## BEGIN Page

Divisional Forest Officer & Ors vs Tata Finlay Ltd. & Anr on 10 July, 2001

Supreme Court of India
Divisional Forest Officer & Ors vs Tata Finlay Ltd. & Anr on 10 July, 2001
Author: S S Quadri
Bench: S.N.Variava, S.S.M.Quadri
           CASE NO.:
Appeal (civil) 2529  of  1997



PETITIONER:
DIVISIONAL FOREST OFFICER & ORS.

	Vs.

RESPONDENT:
TATA FINLAY LTD. & ANR.

DATE OF JUDGMENT:	10/07/2001

BENCH:
S.N.Variava, S.S.M.Quadri




JUDGMENT:

SYED SHAH MOHAMMED QUADRI, J.

The State of Kerala and the Divisional Forest Officers of two
divisions are in appeal, by special leave, against the judgment and
order of the High Court of Kerala at Ernakulam in O.P.No.1156 of
1981 dated January 31, 1984. The High Court held that the Kerala
Grants and Leases (Modification of Rights) Act, 1980 (for short ‘the
1980 Act’) was not applicable to the lands held by the respondents
under lease and quashed the impugned demand notices issued by the
appellants demanding seigniorage rates from the lessees for all the
produce cut and removed from the demised lands, as per sanction
given, including produce consumed inside the concession area by
them.

The dispute centres round the validity of demand of seigniorage
rates raised by the appellants in respect of cutting and removing
eucalyptus trees grown and used by the respondents on the land held
by them as lessee.

To make the controversy intelligible, it will be necessary to
note the relevant facts.

The first respondent is the successor-in-interest of the lessee of
Poonjar concession land. It carries on the business of plantation and
manufacturing tea. On July 11, 1877, Poonjar Chief granted
concession by way of lease of large extent of land in the erstwhile
Travancore State, in favour of one John Daniel Munro for
consideration of Rs.5000/- and yearly rent of Rs.3,000/-. The grant
was ratified by Maharajah of Travancore under a deed executed on
November 28, 1878. On a request made by the said Munro, a further
concession was granted in respect of the same land with some
extended rights on July 26, 1879. That land which comprises of
Kannan Devan Hills was later transferred by him in favour of North
Travancore Land Planting and Agricultural Society Ltd. on December
8, 1879. With regard to reduction of the tax liability under the said
deed an agreement was entered into between the society and the
Poonjar Chief on August 2, 1886. By a Royal Proclamation dated
September 24, 1899 made by the Maharaja the territory of Poonjar
Chief including the lands in question was made part of the State of
Travancore reserving the right of Poonjar Chief to receive the annual
rent of Rs.3000/- under the aforementioned concession. The first
respondent also holds as lessee ‘Malki Marai Estate’ which was leased
out by the Maharaja of the erstwhile Government of Cochin in favour
of its predecessor-in-interest. The land in dispute encompasses both
Kannan Devan Hills area as well as Malki Marai Estate. The second
respondent is the Regional Officer of the first respondent (hereinafter
they will be referred to as ‘the respondent’).

## END Page
## BEGIN Data excerpt

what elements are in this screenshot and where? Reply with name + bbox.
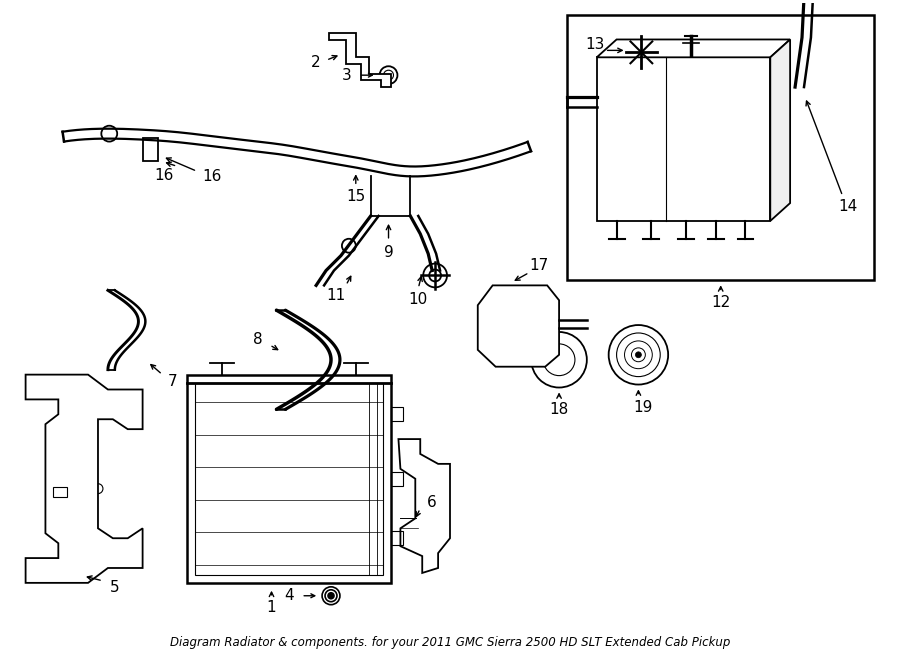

## END Data excerpt

## Problem to solve
Duplicate everything in the Tata Finlay judgment from "The dispute centres" down to "them as lessee.", keeping every word and mark unchanged.

## Written response
The dispute centres round the validity of demand of seigniorage
rates raised by the appellants in respect of cutting and removing
eucalyptus trees grown and used by the respondents on the land held
by them as lessee.